Every record should be written out exactly, with the pictures left out.

☆ ☆ ☆

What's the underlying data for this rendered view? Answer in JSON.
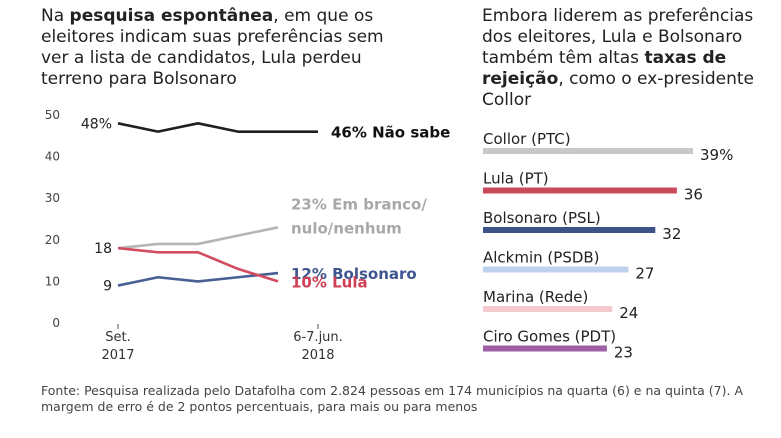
{
  "left": {
    "title_parts": [
      "Na ",
      "pesquisa espontânea",
      ", em que os eleitores indicam suas preferências sem ver a lista de candidatos, Lula perdeu terreno para Bolsonaro"
    ]
  },
  "right": {
    "title_parts": [
      "Embora liderem as preferências dos eleitores, Lula e Bolsonaro também têm altas ",
      "taxas de rejeição",
      ", como o ex-presidente Collor"
    ]
  },
  "footer": "Fonte: Pesquisa realizada pelo Datafolha com 2.824 pessoas em 174 municípios na quarta (6) e na quinta (7). A margem de erro é de 2 pontos percentuais, para mais ou para menos",
  "chart_data": [
    {
      "type": "line",
      "x_ticks": [
        {
          "index": 0,
          "line1": "Set.",
          "line2": "2017"
        },
        {
          "index": 5,
          "line1": "6-7.jun.",
          "line2": "2018"
        }
      ],
      "y_ticks": [
        "0",
        "10",
        "20",
        "30",
        "40",
        "50"
      ],
      "ylim": [
        0,
        50
      ],
      "series": [
        {
          "name": "Não sabe",
          "color": "#1f1f1f",
          "values": [
            48,
            46,
            48,
            46,
            46,
            46
          ],
          "start_label": "48%",
          "end_label_lines": [
            "46% Não sabe"
          ],
          "end_label_color": "#111111"
        },
        {
          "name": "Em branco/nulo/nenhum",
          "color": "#b5b5b5",
          "values": [
            18,
            19,
            19,
            21,
            23
          ],
          "start_label": "",
          "end_label_lines": [
            "23% Em branco/",
            "nulo/nenhum"
          ],
          "end_label_color": "#a8a8a8"
        },
        {
          "name": "Bolsonaro",
          "color": "#485f94",
          "values": [
            9,
            11,
            10,
            11,
            12
          ],
          "start_label": "9",
          "end_label_lines": [
            "12% Bolsonaro"
          ],
          "end_label_color": "#3e5590"
        },
        {
          "name": "Lula",
          "color": "#d14c5e",
          "values": [
            18,
            17,
            17,
            13,
            10
          ],
          "start_label": "18",
          "end_label_lines": [
            "10% Lula"
          ],
          "end_label_color": "#cf3f55"
        }
      ]
    },
    {
      "type": "bar",
      "orientation": "horizontal",
      "categories": [
        "Collor (PTC)",
        "Lula (PT)",
        "Bolsonaro (PSL)",
        "Alckmin (PSDB)",
        "Marina (Rede)",
        "Ciro Gomes (PDT)"
      ],
      "values": [
        39,
        36,
        32,
        27,
        24,
        23
      ],
      "value_labels": [
        "39%",
        "36",
        "32",
        "27",
        "24",
        "23"
      ],
      "colors": [
        "#c8c8c8",
        "#c94a5a",
        "#3d5287",
        "#bcd2ec",
        "#f5c9cf",
        "#9e5fa4"
      ],
      "xlim": [
        0,
        39
      ]
    }
  ]
}
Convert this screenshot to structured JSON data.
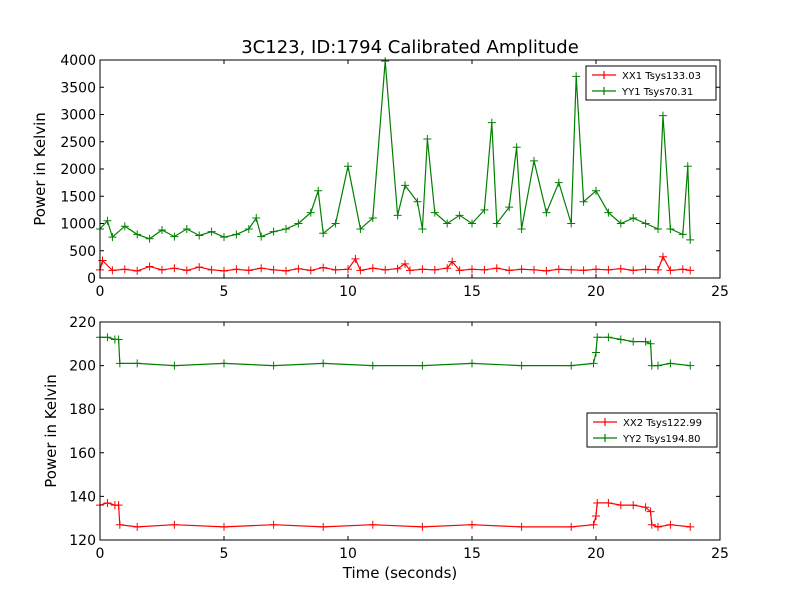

☆ ☆ ☆

-- Written solution --
What's the underlying data for this rendered view? Answer in JSON.
{
  "left": {
    "title_parts": [
      "Na ",
      "pesquisa espontânea",
      ", em que os eleitores indicam suas preferências sem ver a lista de candidatos, Lula perdeu terreno para Bolsonaro"
    ]
  },
  "right": {
    "title_parts": [
      "Embora liderem as preferências dos eleitores, Lula e Bolsonaro também têm altas ",
      "taxas de rejeição",
      ", como o ex-presidente Collor"
    ]
  },
  "footer": "Fonte: Pesquisa realizada pelo Datafolha com 2.824 pessoas em 174 municípios na quarta (6) e na quinta (7). A margem de erro é de 2 pontos percentuais, para mais ou para menos",
  "chart_data": [
    {
      "type": "line",
      "x_ticks": [
        {
          "index": 0,
          "line1": "Set.",
          "line2": "2017"
        },
        {
          "index": 5,
          "line1": "6-7.jun.",
          "line2": "2018"
        }
      ],
      "y_ticks": [
        "0",
        "10",
        "20",
        "30",
        "40",
        "50"
      ],
      "ylim": [
        0,
        50
      ],
      "series": [
        {
          "name": "Não sabe",
          "color": "#1f1f1f",
          "values": [
            48,
            46,
            48,
            46,
            46,
            46
          ],
          "start_label": "48%",
          "end_label_lines": [
            "46% Não sabe"
          ],
          "end_label_color": "#111111"
        },
        {
          "name": "Em branco/nulo/nenhum",
          "color": "#b5b5b5",
          "values": [
            18,
            19,
            19,
            21,
            23
          ],
          "start_label": "",
          "end_label_lines": [
            "23% Em branco/",
            "nulo/nenhum"
          ],
          "end_label_color": "#a8a8a8"
        },
        {
          "name": "Bolsonaro",
          "color": "#485f94",
          "values": [
            9,
            11,
            10,
            11,
            12
          ],
          "start_label": "9",
          "end_label_lines": [
            "12% Bolsonaro"
          ],
          "end_label_color": "#3e5590"
        },
        {
          "name": "Lula",
          "color": "#d14c5e",
          "values": [
            18,
            17,
            17,
            13,
            10
          ],
          "start_label": "18",
          "end_label_lines": [
            "10% Lula"
          ],
          "end_label_color": "#cf3f55"
        }
      ]
    },
    {
      "type": "bar",
      "orientation": "horizontal",
      "categories": [
        "Collor (PTC)",
        "Lula (PT)",
        "Bolsonaro (PSL)",
        "Alckmin (PSDB)",
        "Marina (Rede)",
        "Ciro Gomes (PDT)"
      ],
      "values": [
        39,
        36,
        32,
        27,
        24,
        23
      ],
      "value_labels": [
        "39%",
        "36",
        "32",
        "27",
        "24",
        "23"
      ],
      "colors": [
        "#c8c8c8",
        "#c94a5a",
        "#3d5287",
        "#bcd2ec",
        "#f5c9cf",
        "#9e5fa4"
      ],
      "xlim": [
        0,
        39
      ]
    }
  ]
}
Convert this screenshot to structured JSON data.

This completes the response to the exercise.